Canadian exports show signs of confirming a bleak outlook for the supply side of the natural gas trade by continuing to shrink. This view of the market is also supported by the latest International Energy Agency (IEA) annual forecast.

Pipeline deliveries to the United States fell again in August, according to the latest export count by the National Energy Board (NEB). The volume figures have consistently registered drops in traffic since spring 2008, reversing a previously unbroken trend of continuous growth in Canadian sales into the U.S. since the late 1980s.

The summer decline was only 1.2%, down to 288.3 Bcf from 291.8 Bcf in August 2008. But for the first 10 months of the contract year that ended Oct. 31, Canadian exports fell by 11.5% to 2.787 Tcf from 3.149 Tcf during the November-August period of 2007-2008.

August export prices at the international border averaged US$3.20/MMBtu, down 62% from US$8.44 in the summer of 2008. For the first 10 months of the current contract year export prices averaged US$4.61/MMBtu, or 48.7% less than the US$8.99 chalked up in November-August of 2007-2008.

The bleak outlook was also seen in the latest IEA annual forecast. The IEA report, issued on Tuesday as an official energy view of the Organization for Economic Cooperation and Development, highlighted an abrupt about-face in gas trade forecasts that is viewed with growing alarm by Canadian producers and field work contractors (see Daily GPI, Nov. 11).

- [Supplied material]

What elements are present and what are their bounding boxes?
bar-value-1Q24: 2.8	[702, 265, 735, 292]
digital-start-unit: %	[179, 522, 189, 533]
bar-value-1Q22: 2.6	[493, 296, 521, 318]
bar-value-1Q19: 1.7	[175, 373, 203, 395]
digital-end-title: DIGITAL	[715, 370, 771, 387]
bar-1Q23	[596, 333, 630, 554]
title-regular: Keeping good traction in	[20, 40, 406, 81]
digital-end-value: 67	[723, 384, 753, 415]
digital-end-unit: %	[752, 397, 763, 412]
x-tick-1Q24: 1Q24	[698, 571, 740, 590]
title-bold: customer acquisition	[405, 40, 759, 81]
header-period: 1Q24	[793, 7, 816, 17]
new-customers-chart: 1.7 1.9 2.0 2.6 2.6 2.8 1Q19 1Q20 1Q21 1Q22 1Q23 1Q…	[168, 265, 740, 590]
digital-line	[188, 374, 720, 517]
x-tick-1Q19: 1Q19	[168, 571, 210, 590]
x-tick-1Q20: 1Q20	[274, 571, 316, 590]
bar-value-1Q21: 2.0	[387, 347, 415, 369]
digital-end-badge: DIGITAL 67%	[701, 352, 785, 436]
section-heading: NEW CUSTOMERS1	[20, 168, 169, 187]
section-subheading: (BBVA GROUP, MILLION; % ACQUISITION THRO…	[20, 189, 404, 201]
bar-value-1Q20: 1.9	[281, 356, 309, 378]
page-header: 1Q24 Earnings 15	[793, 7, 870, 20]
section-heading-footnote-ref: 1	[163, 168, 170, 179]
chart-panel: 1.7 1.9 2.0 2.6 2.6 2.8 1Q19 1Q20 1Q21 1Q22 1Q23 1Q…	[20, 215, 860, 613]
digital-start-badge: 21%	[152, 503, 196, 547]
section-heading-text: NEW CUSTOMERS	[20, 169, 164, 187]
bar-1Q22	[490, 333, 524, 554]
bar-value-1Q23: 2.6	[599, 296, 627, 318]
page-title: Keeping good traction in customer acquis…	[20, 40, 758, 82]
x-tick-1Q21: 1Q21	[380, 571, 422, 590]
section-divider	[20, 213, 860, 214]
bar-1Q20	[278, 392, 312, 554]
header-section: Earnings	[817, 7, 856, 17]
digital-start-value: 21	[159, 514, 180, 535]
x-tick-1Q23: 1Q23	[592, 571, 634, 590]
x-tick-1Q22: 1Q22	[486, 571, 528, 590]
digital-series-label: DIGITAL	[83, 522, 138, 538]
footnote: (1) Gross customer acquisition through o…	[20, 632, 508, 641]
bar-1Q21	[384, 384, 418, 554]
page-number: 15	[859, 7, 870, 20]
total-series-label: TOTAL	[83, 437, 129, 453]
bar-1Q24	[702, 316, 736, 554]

- [Requirement 1]
From the article on Canadian natural gas exports, set down the passage starting with "Canadian exports show" and going on through "(IEA) annual forecast.".
- [Requirement 2]
Answer these questions from the article on Canadian natural gas exports.
(a) Which body's export count reported the August pipeline deliveries to the United States?
(b) By what percentage did Canadian exports fall over the first 10 months of the contract year?
(c) What was the average export price at the international border in August?
- [Requirement 3]
Continue the article on Canadian natural gas exports from the point where it stops.

- [Answer box 1]
Canadian exports show signs of confirming a bleak outlook for the supply side of the natural gas trade by continuing to shrink. This view of the market is also supported by the latest International Energy Agency (IEA) annual forecast.

- [Answer box 2]
(a) The National Energy Board (NEB)
(b) 11.5%
(c) US$3.20/MMBtu

- [Answer box 3]
“The recent rapid development of unconventional gas resources in the United States and Canada, particularly in the last three years, has transformed the gas-market outlook, both in North America and in other parts of the world,” the IEA report said.

The agency said it is too soon to know whether such resources are available overseas or whether the new production methods can be successfully transplanted, but the change in the United States and Canada already looks great enough to affect the entire global gas market.

“The unexpected boom in North American unconventional gas production, together with the depressive impact of the recession on demand, is expected to contribute to an acute glut of gas supply in the next few years,” the report said. The slower-moving global market for liquefied natural gas is forecast to follow the pattern set by the brisk Canada-U.S. trade, with LNG supply surpluses caused by the North American glut plus added overseas production capacity eventually causing pressure for price cuts on contract tanker deliveries to Europe and Asia.

In Canada, the world’s second-biggest gas exporting country after Russia, effects of unconventional development led by shale continue to be hotly debated. Long-range results are especially questioned, with engineering and geology consulting firms pointing out that shale gas production is still too new for a reliable supply forecast to be made.

But industry participants suspect that the current glut has months if not years left to run. The Petroleum Services Association of Canada and Canadian Association of Oilwell Drilling Contractors, whose employers and analysts have been badly bruised by sharp cuts in field activity since 2006, are braced for prices to stagnate around C$5/MMBtu (US$4.70) through 2010. Both groups forecast that such lean prices will depress drilling into a supply industry hardship range of about 8,000 wells per year in 2009 and 2010, or only one-third of the pace of earlier this decade.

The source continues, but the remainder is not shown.